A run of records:

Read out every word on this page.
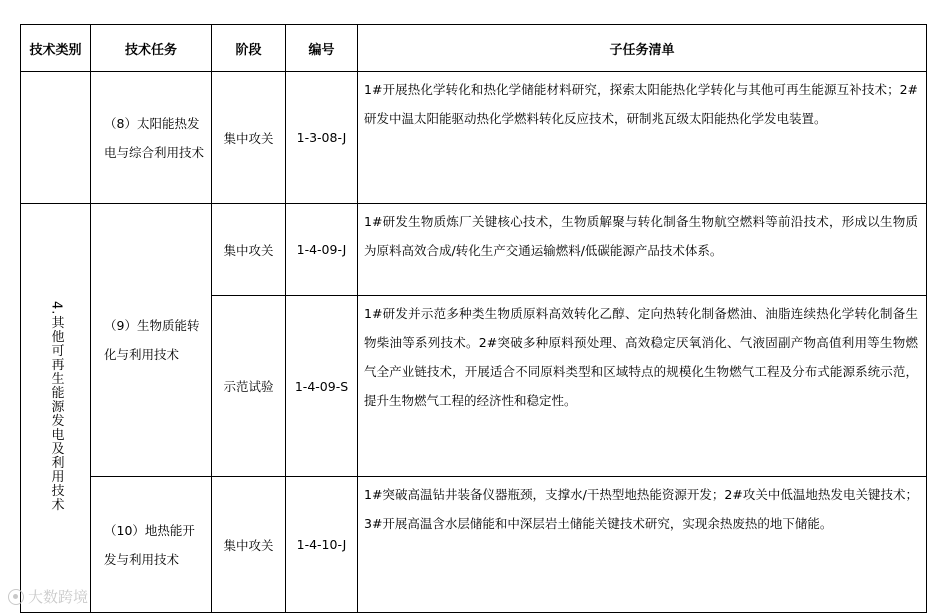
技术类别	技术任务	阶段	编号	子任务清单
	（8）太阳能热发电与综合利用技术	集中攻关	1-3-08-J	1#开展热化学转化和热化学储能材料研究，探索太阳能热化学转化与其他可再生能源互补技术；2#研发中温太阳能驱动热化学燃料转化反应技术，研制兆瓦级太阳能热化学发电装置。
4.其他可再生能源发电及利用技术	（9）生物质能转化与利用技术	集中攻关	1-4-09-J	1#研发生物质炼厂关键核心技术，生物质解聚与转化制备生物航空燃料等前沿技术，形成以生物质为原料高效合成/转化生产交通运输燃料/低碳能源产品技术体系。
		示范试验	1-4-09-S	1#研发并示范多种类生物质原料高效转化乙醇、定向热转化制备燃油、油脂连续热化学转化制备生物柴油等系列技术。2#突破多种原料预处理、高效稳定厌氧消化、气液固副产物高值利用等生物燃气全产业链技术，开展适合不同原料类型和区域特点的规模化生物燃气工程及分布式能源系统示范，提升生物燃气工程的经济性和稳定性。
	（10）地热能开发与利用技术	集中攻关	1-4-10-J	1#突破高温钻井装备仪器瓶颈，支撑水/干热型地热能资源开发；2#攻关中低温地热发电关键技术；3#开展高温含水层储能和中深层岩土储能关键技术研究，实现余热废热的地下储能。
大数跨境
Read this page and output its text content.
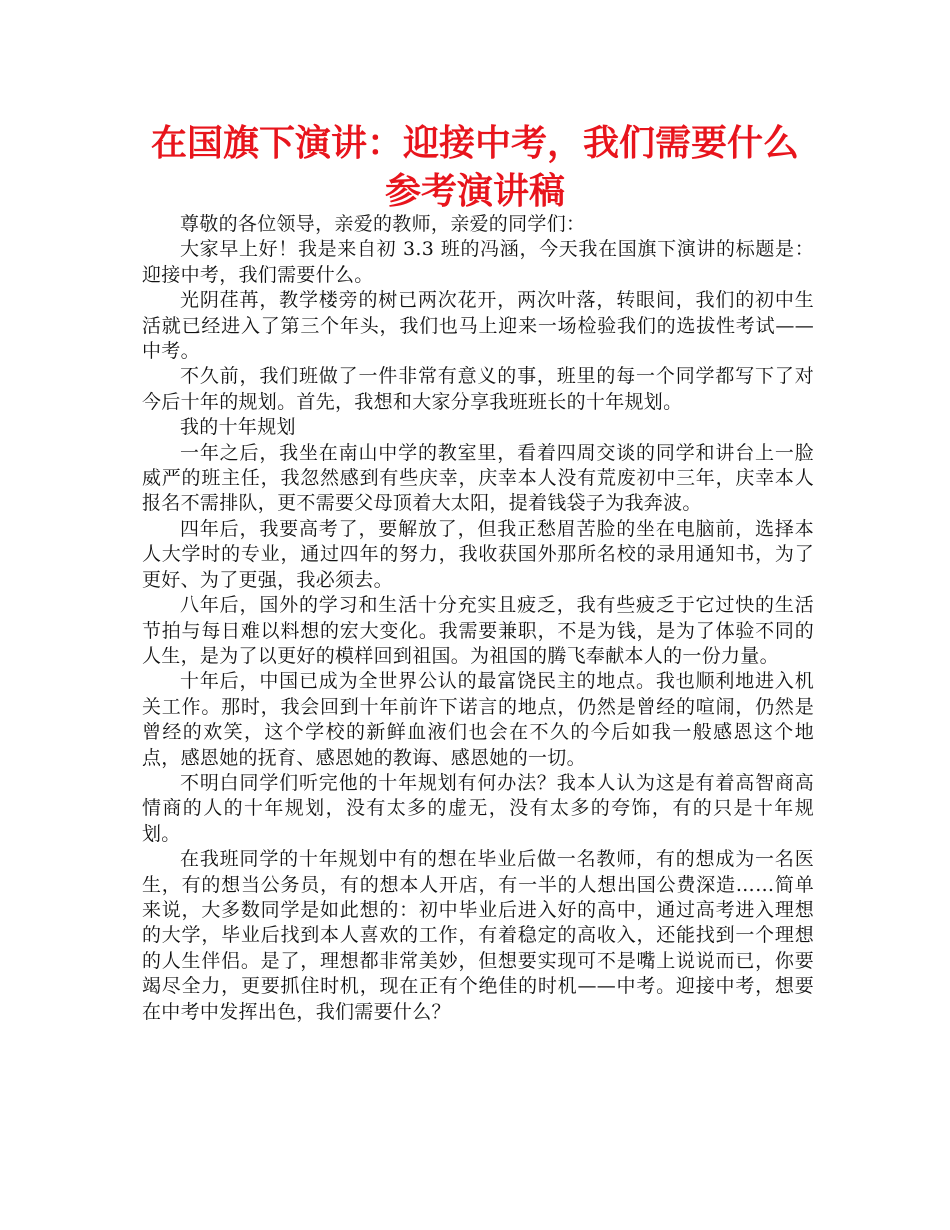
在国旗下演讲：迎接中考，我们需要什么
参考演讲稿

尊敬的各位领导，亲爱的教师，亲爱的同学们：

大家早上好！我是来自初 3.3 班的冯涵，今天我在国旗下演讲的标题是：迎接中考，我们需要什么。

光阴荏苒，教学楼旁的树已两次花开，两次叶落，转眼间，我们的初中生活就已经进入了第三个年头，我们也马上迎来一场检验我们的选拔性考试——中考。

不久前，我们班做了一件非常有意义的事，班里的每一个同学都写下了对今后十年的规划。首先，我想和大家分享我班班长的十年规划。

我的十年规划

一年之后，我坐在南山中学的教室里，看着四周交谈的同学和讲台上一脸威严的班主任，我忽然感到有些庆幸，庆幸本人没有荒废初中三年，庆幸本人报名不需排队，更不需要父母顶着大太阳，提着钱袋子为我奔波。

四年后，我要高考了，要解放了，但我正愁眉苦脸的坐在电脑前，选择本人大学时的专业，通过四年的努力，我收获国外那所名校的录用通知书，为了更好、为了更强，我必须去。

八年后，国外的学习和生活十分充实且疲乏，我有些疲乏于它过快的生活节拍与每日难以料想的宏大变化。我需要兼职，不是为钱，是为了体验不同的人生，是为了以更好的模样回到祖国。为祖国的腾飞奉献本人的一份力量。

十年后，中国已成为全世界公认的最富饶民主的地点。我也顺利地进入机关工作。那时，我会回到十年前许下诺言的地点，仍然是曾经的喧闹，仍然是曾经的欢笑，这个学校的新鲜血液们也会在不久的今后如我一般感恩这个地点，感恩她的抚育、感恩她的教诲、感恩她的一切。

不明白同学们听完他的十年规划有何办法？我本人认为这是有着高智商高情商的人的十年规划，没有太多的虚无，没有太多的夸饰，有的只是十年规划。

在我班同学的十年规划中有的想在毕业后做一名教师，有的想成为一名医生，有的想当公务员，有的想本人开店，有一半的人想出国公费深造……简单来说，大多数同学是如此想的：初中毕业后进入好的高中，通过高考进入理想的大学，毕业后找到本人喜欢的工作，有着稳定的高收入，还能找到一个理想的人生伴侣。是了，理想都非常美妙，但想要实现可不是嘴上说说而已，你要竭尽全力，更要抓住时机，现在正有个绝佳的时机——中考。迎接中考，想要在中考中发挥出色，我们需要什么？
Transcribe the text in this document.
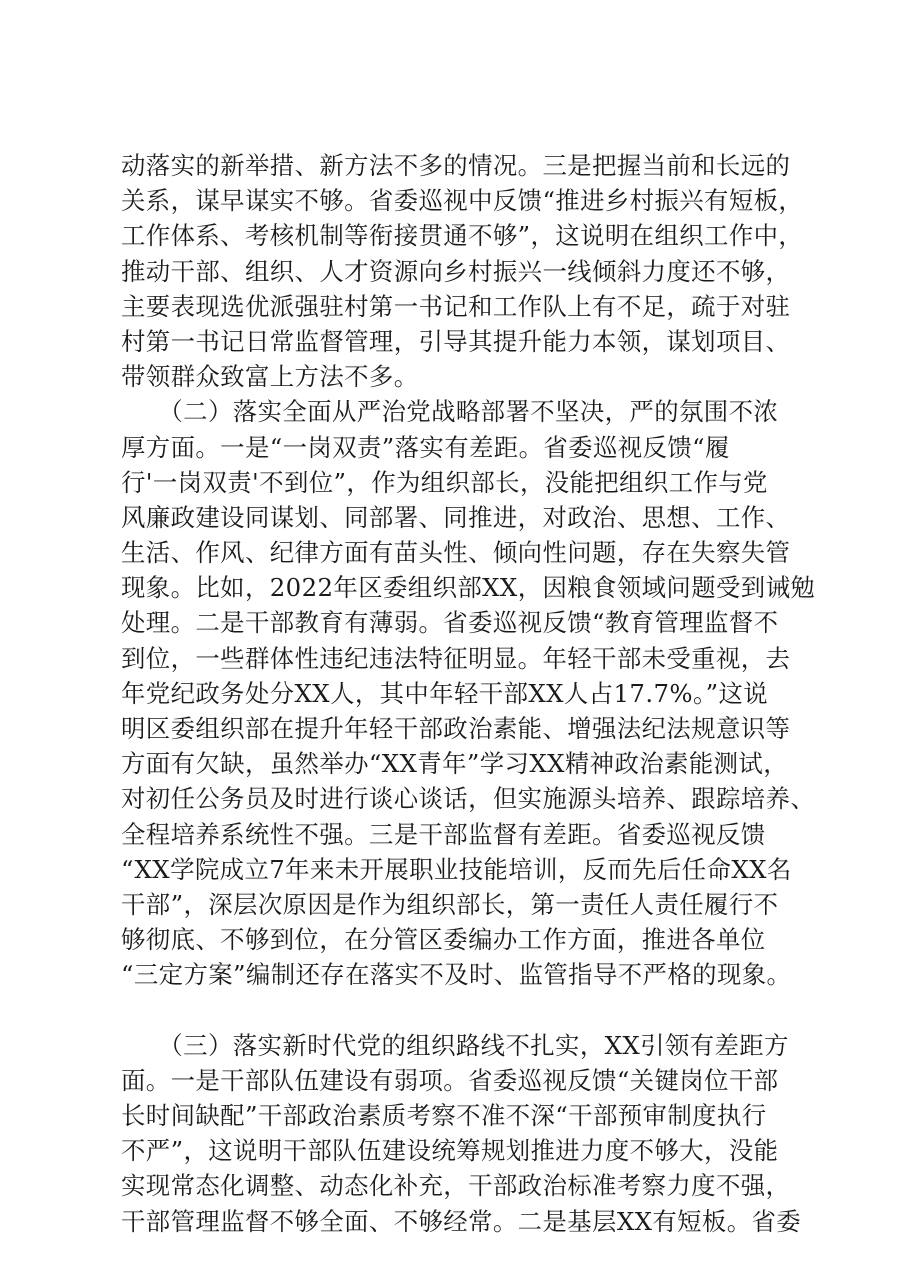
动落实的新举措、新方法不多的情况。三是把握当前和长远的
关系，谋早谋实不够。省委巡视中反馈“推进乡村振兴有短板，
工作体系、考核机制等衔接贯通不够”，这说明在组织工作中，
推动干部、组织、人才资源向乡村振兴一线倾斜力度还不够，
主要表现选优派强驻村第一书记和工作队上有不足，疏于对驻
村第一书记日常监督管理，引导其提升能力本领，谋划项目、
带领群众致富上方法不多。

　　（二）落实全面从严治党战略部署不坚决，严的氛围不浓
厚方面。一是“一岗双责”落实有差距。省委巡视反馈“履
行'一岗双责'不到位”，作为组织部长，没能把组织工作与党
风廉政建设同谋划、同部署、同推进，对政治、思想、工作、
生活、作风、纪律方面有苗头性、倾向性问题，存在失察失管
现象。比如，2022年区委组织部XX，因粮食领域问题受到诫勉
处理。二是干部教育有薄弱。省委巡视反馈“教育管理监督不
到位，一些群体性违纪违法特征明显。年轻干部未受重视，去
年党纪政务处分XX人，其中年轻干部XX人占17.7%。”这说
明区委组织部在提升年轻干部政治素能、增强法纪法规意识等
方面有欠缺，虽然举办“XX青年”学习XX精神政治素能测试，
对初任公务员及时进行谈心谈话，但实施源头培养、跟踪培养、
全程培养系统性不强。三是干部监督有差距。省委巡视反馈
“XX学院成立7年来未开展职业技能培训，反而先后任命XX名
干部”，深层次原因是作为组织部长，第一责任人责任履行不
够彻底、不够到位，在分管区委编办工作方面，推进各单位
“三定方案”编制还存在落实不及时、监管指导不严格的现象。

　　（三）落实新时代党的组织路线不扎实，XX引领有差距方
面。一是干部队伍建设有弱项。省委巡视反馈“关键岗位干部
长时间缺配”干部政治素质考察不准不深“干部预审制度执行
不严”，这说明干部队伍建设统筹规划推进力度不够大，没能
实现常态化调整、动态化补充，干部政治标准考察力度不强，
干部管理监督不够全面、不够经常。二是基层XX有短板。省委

• **TASK TO CARRY OUT**: Repeat verbatim all the material, but not the pictures.

• **RESPONSE TO THIS TASK**:
Read out every word on this page.
技术类别	技术任务	阶段	编号	子任务清单
	（8）太阳能热发电与综合利用技术	集中攻关	1-3-08-J	1#开展热化学转化和热化学储能材料研究，探索太阳能热化学转化与其他可再生能源互补技术；2#研发中温太阳能驱动热化学燃料转化反应技术，研制兆瓦级太阳能热化学发电装置。
4.其他可再生能源发电及利用技术	（9）生物质能转化与利用技术	集中攻关	1-4-09-J	1#研发生物质炼厂关键核心技术，生物质解聚与转化制备生物航空燃料等前沿技术，形成以生物质为原料高效合成/转化生产交通运输燃料/低碳能源产品技术体系。
		示范试验	1-4-09-S	1#研发并示范多种类生物质原料高效转化乙醇、定向热转化制备燃油、油脂连续热化学转化制备生物柴油等系列技术。2#突破多种原料预处理、高效稳定厌氧消化、气液固副产物高值利用等生物燃气全产业链技术，开展适合不同原料类型和区域特点的规模化生物燃气工程及分布式能源系统示范，提升生物燃气工程的经济性和稳定性。
	（10）地热能开发与利用技术	集中攻关	1-4-10-J	1#突破高温钻井装备仪器瓶颈，支撑水/干热型地热能资源开发；2#攻关中低温地热发电关键技术；3#开展高温含水层储能和中深层岩土储能关键技术研究，实现余热废热的地下储能。
大数跨境
Read this page and output its text content.
在国旗下演讲：迎接中考，我们需要什么
参考演讲稿

尊敬的各位领导，亲爱的教师，亲爱的同学们：

大家早上好！我是来自初 3.3 班的冯涵，今天我在国旗下演讲的标题是：迎接中考，我们需要什么。

光阴荏苒，教学楼旁的树已两次花开，两次叶落，转眼间，我们的初中生活就已经进入了第三个年头，我们也马上迎来一场检验我们的选拔性考试——中考。

不久前，我们班做了一件非常有意义的事，班里的每一个同学都写下了对今后十年的规划。首先，我想和大家分享我班班长的十年规划。

我的十年规划

一年之后，我坐在南山中学的教室里，看着四周交谈的同学和讲台上一脸威严的班主任，我忽然感到有些庆幸，庆幸本人没有荒废初中三年，庆幸本人报名不需排队，更不需要父母顶着大太阳，提着钱袋子为我奔波。

四年后，我要高考了，要解放了，但我正愁眉苦脸的坐在电脑前，选择本人大学时的专业，通过四年的努力，我收获国外那所名校的录用通知书，为了更好、为了更强，我必须去。

八年后，国外的学习和生活十分充实且疲乏，我有些疲乏于它过快的生活节拍与每日难以料想的宏大变化。我需要兼职，不是为钱，是为了体验不同的人生，是为了以更好的模样回到祖国。为祖国的腾飞奉献本人的一份力量。

十年后，中国已成为全世界公认的最富饶民主的地点。我也顺利地进入机关工作。那时，我会回到十年前许下诺言的地点，仍然是曾经的喧闹，仍然是曾经的欢笑，这个学校的新鲜血液们也会在不久的今后如我一般感恩这个地点，感恩她的抚育、感恩她的教诲、感恩她的一切。

不明白同学们听完他的十年规划有何办法？我本人认为这是有着高智商高情商的人的十年规划，没有太多的虚无，没有太多的夸饰，有的只是十年规划。

在我班同学的十年规划中有的想在毕业后做一名教师，有的想成为一名医生，有的想当公务员，有的想本人开店，有一半的人想出国公费深造……简单来说，大多数同学是如此想的：初中毕业后进入好的高中，通过高考进入理想的大学，毕业后找到本人喜欢的工作，有着稳定的高收入，还能找到一个理想的人生伴侣。是了，理想都非常美妙，但想要实现可不是嘴上说说而已，你要竭尽全力，更要抓住时机，现在正有个绝佳的时机——中考。迎接中考，想要在中考中发挥出色，我们需要什么？
Transcribe the text in this document.
动落实的新举措、新方法不多的情况。三是把握当前和长远的
关系，谋早谋实不够。省委巡视中反馈“推进乡村振兴有短板，
工作体系、考核机制等衔接贯通不够”，这说明在组织工作中，
推动干部、组织、人才资源向乡村振兴一线倾斜力度还不够，
主要表现选优派强驻村第一书记和工作队上有不足，疏于对驻
村第一书记日常监督管理，引导其提升能力本领，谋划项目、
带领群众致富上方法不多。

　　（二）落实全面从严治党战略部署不坚决，严的氛围不浓
厚方面。一是“一岗双责”落实有差距。省委巡视反馈“履
行'一岗双责'不到位”，作为组织部长，没能把组织工作与党
风廉政建设同谋划、同部署、同推进，对政治、思想、工作、
生活、作风、纪律方面有苗头性、倾向性问题，存在失察失管
现象。比如，2022年区委组织部XX，因粮食领域问题受到诫勉
处理。二是干部教育有薄弱。省委巡视反馈“教育管理监督不
到位，一些群体性违纪违法特征明显。年轻干部未受重视，去
年党纪政务处分XX人，其中年轻干部XX人占17.7%。”这说
明区委组织部在提升年轻干部政治素能、增强法纪法规意识等
方面有欠缺，虽然举办“XX青年”学习XX精神政治素能测试，
对初任公务员及时进行谈心谈话，但实施源头培养、跟踪培养、
全程培养系统性不强。三是干部监督有差距。省委巡视反馈
“XX学院成立7年来未开展职业技能培训，反而先后任命XX名
干部”，深层次原因是作为组织部长，第一责任人责任履行不
够彻底、不够到位，在分管区委编办工作方面，推进各单位
“三定方案”编制还存在落实不及时、监管指导不严格的现象。

　　（三）落实新时代党的组织路线不扎实，XX引领有差距方
面。一是干部队伍建设有弱项。省委巡视反馈“关键岗位干部
长时间缺配”干部政治素质考察不准不深“干部预审制度执行
不严”，这说明干部队伍建设统筹规划推进力度不够大，没能
实现常态化调整、动态化补充，干部政治标准考察力度不强，
干部管理监督不够全面、不够经常。二是基层XX有短板。省委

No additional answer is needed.